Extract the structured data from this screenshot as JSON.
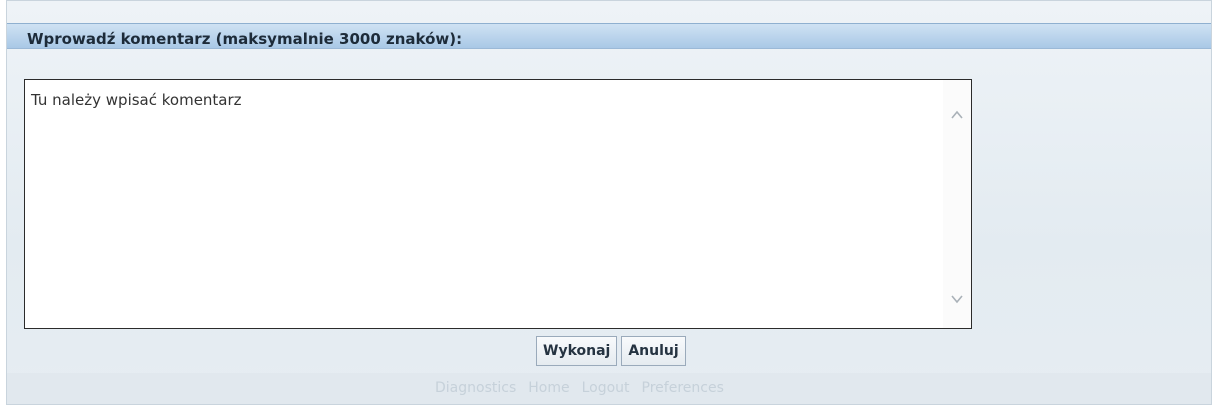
{
  "dialog": {
    "title": "Wprowadź komentarz (maksymalnie 3000 znaków):",
    "comment_value": "Tu należy wpisać komentarz"
  },
  "buttons": {
    "execute": "Wykonaj",
    "cancel": "Anuluj"
  },
  "footer": {
    "links": [
      "Diagnostics",
      "Home",
      "Logout",
      "Preferences"
    ]
  },
  "colors": {
    "header_gradient_top": "#cfe2f3",
    "header_gradient_bottom": "#a9c8e6",
    "panel_background": "#e3ebf1"
  },
  "icons": {
    "scroll_up": "chevron-up-icon",
    "scroll_down": "chevron-down-icon"
  }
}
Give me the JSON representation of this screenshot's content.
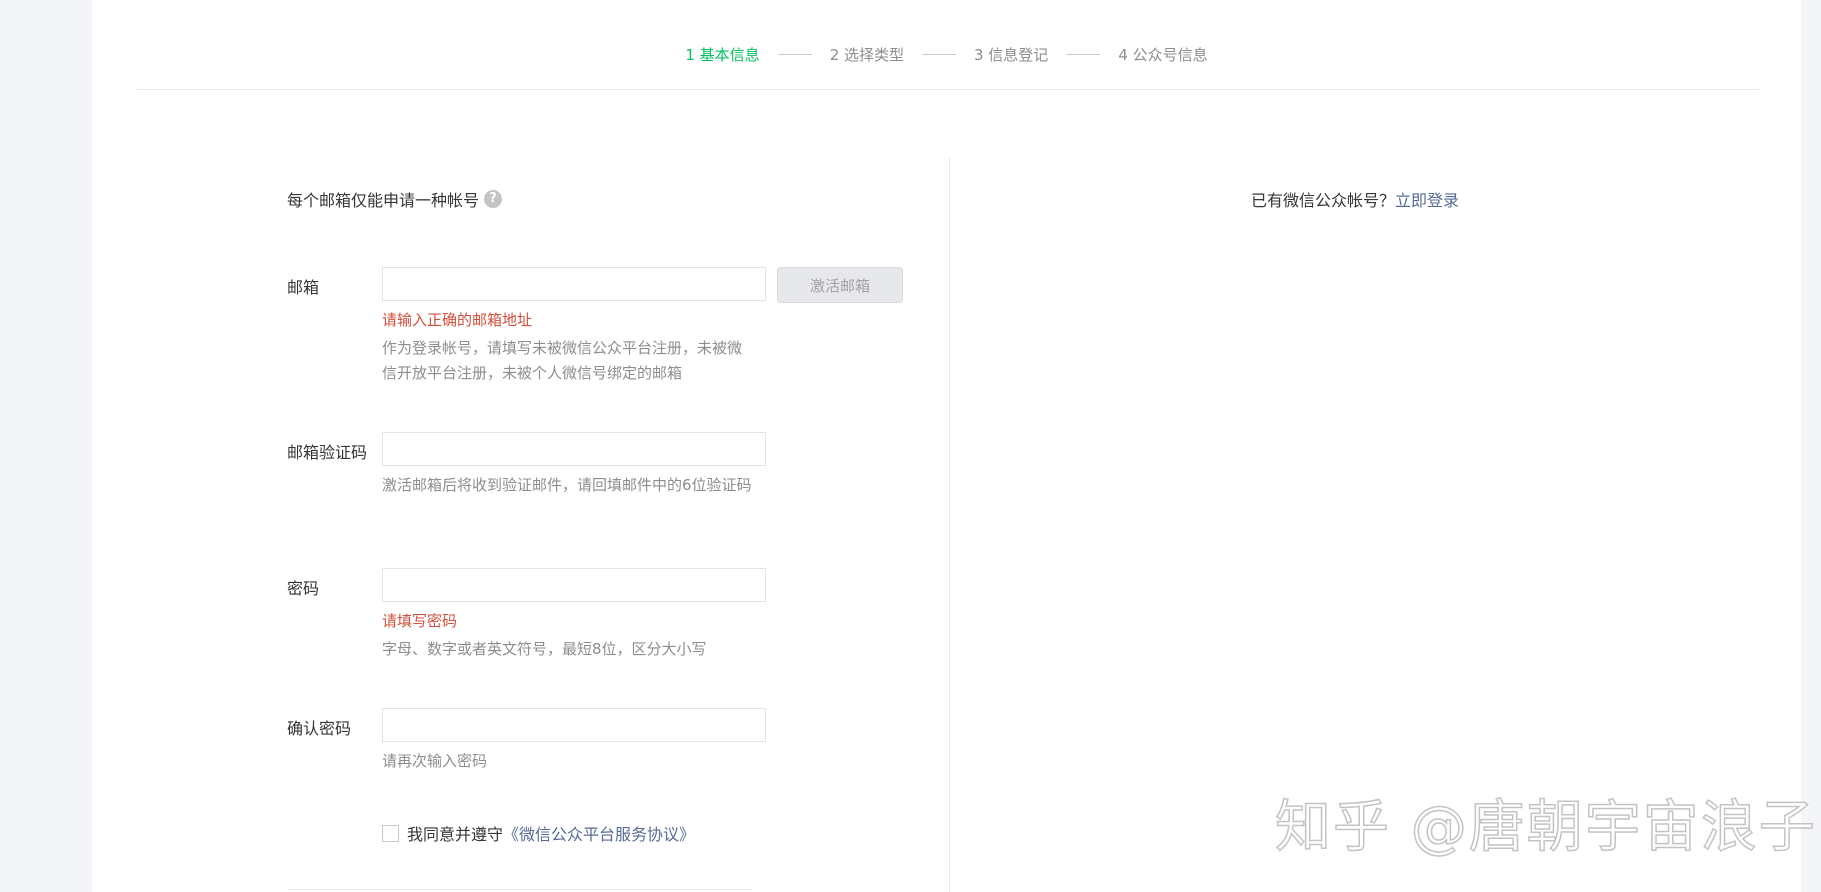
{
  "steps": [
    {
      "label": "1 基本信息",
      "active": true
    },
    {
      "label": "2 选择类型",
      "active": false
    },
    {
      "label": "3 信息登记",
      "active": false
    },
    {
      "label": "4 公众号信息",
      "active": false
    }
  ],
  "form": {
    "notice": "每个邮箱仅能申请一种帐号",
    "email": {
      "label": "邮箱",
      "value": "",
      "activate_label": "激活邮箱",
      "error": "请输入正确的邮箱地址",
      "desc": "作为登录帐号，请填写未被微信公众平台注册，未被微信开放平台注册，未被个人微信号绑定的邮箱"
    },
    "verify": {
      "label": "邮箱验证码",
      "value": "",
      "desc": "激活邮箱后将收到验证邮件，请回填邮件中的6位验证码"
    },
    "password": {
      "label": "密码",
      "value": "",
      "error": "请填写密码",
      "desc": "字母、数字或者英文符号，最短8位，区分大小写"
    },
    "confirm": {
      "label": "确认密码",
      "value": "",
      "desc": "请再次输入密码"
    },
    "agreement": {
      "checked": false,
      "text": "我同意并遵守",
      "link": "《微信公众平台服务协议》"
    }
  },
  "login_hint": {
    "text": "已有微信公众帐号？",
    "link": "立即登录"
  },
  "watermark": "知乎 @唐朝宇宙浪子",
  "colors": {
    "accent": "#07c160",
    "link": "#576b95",
    "error": "#d0503c"
  }
}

## Given exercise
Wherever the string "JSON" appears in the entries above, list that line.

## Answer below
Extract the structured data from this screenshot as JSON.
Give me the JSON representation of this screenshot's content.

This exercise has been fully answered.